## Exercise text
↓↓↓

Increasingly I get asked for information and resources to present to students, educators and/or parents. I thought I would take some time and share a few tips for sharing with the K-12 audience.

One of the first things I ask is what grade level and is it a career fair (table format) or a presentation format. Both the format and the age group of the audience determines the strategies, resources and delivery of the material.

Let’s first explore the Booth format.

Hosting a booth at a career fair can be an effective way to engage students (and parents) to learn more about careers in cybersecurity, but only if you can persuade them to visit your table. Creative displays that are innovative yet substantial will entice attendees to stop. Encourage them to spend more than a minute at your booth — and perhaps learn more about your program or company– with a well-planned booth display.

Here are a few pointers:

Confirm the Audience

Confirm with the event sponsors the audience logistics. What is the audience age group? How many students will be attending? Will students rotate through informally or formally? Will students be accompanied by parents? Inquire about the following:

  • What is the general age range that will be attending?

↑↑↑

## Available data

↓↓↓

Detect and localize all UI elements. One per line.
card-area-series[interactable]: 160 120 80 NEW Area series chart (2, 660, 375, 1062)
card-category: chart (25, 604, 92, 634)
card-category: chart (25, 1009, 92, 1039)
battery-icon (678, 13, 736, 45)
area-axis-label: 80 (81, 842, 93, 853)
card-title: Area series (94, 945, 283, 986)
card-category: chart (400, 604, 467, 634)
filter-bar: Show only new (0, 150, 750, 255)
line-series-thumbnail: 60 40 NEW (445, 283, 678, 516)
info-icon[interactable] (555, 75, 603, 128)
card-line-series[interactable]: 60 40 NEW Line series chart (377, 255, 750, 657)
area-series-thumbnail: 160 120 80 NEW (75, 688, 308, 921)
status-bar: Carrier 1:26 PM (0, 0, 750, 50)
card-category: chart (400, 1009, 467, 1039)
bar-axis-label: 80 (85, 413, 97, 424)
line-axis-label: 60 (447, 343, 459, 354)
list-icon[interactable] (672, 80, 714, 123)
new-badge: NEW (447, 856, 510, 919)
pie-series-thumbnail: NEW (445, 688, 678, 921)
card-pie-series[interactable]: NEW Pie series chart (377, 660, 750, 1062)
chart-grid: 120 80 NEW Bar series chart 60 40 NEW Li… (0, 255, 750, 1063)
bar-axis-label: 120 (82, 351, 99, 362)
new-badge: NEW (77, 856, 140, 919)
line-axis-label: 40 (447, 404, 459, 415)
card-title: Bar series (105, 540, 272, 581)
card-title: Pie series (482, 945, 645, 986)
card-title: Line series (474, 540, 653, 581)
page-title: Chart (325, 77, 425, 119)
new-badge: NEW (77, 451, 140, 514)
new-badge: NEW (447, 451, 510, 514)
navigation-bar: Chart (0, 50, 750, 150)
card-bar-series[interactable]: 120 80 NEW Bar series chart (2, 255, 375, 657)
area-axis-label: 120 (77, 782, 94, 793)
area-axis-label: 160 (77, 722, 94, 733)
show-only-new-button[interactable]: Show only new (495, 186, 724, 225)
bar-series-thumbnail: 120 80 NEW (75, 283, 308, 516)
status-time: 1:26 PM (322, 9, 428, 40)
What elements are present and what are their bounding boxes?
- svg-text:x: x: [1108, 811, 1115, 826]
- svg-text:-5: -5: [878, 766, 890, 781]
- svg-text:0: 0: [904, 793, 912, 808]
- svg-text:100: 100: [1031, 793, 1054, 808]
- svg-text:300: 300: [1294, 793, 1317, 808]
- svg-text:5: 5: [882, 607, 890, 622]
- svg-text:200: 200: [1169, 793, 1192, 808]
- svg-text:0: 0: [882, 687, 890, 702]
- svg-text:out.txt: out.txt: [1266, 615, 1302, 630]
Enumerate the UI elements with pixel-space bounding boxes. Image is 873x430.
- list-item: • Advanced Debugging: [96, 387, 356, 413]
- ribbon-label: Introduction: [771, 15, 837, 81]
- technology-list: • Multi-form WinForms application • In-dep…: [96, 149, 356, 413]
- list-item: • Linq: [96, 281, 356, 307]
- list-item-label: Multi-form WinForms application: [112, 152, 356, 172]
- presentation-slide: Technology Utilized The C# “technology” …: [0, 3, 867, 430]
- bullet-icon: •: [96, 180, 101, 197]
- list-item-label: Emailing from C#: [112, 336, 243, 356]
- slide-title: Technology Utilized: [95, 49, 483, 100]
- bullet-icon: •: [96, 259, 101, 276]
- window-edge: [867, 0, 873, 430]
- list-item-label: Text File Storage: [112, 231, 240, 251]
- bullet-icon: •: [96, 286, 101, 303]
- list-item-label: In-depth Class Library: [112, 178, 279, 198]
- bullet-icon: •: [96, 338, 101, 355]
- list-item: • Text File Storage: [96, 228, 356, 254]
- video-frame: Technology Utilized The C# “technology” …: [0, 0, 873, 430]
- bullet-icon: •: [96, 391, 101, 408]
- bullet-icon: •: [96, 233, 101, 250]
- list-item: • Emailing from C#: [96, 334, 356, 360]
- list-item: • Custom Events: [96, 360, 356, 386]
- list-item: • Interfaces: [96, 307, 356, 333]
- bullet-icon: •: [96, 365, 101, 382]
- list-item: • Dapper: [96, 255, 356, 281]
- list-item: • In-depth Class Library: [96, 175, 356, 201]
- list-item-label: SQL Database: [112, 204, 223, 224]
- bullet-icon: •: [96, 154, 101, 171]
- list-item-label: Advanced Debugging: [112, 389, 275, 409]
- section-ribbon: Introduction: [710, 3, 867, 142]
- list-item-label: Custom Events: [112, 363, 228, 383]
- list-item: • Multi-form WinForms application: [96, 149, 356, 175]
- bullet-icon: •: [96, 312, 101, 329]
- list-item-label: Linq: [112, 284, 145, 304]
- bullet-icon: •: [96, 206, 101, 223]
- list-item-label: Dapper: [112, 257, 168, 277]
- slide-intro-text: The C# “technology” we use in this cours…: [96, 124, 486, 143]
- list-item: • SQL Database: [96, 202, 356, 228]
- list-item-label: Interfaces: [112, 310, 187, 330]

↑↑↑

## Required action A
In the K-12 outreach text, what two things determine the strategies, resources and delivery of the material?
## Required action B
Rewrite the paragraph of the K-12 outreach text that begins "Hosting a booth at a career fair" as a short bulleted list that keeps its main facts.
## Required action C
Quote the K-12 outreach text word for word, beginning at the words "Here are a few" and stopping after "that will be attending?".

## Exercise answer A
The format and the age group of the audience.

## Exercise answer B
- A career fair booth can engage students and parents in learning about cybersecurity careers, but only if they can be persuaded to visit the table.
- Creative displays that are innovative yet substantial draw attendees to stop.
- A well-planned display encourages visitors to stay more than a minute and perhaps learn more about the program or company.

## Exercise answer C
Here are a few pointers:

Confirm the Audience

Confirm with the event sponsors the audience logistics. What is the audience age group? How many students will be attending? Will students rotate through informally or formally? Will students be accompanied by parents? Inquire about the following:

  • What is the general age range that will be attending?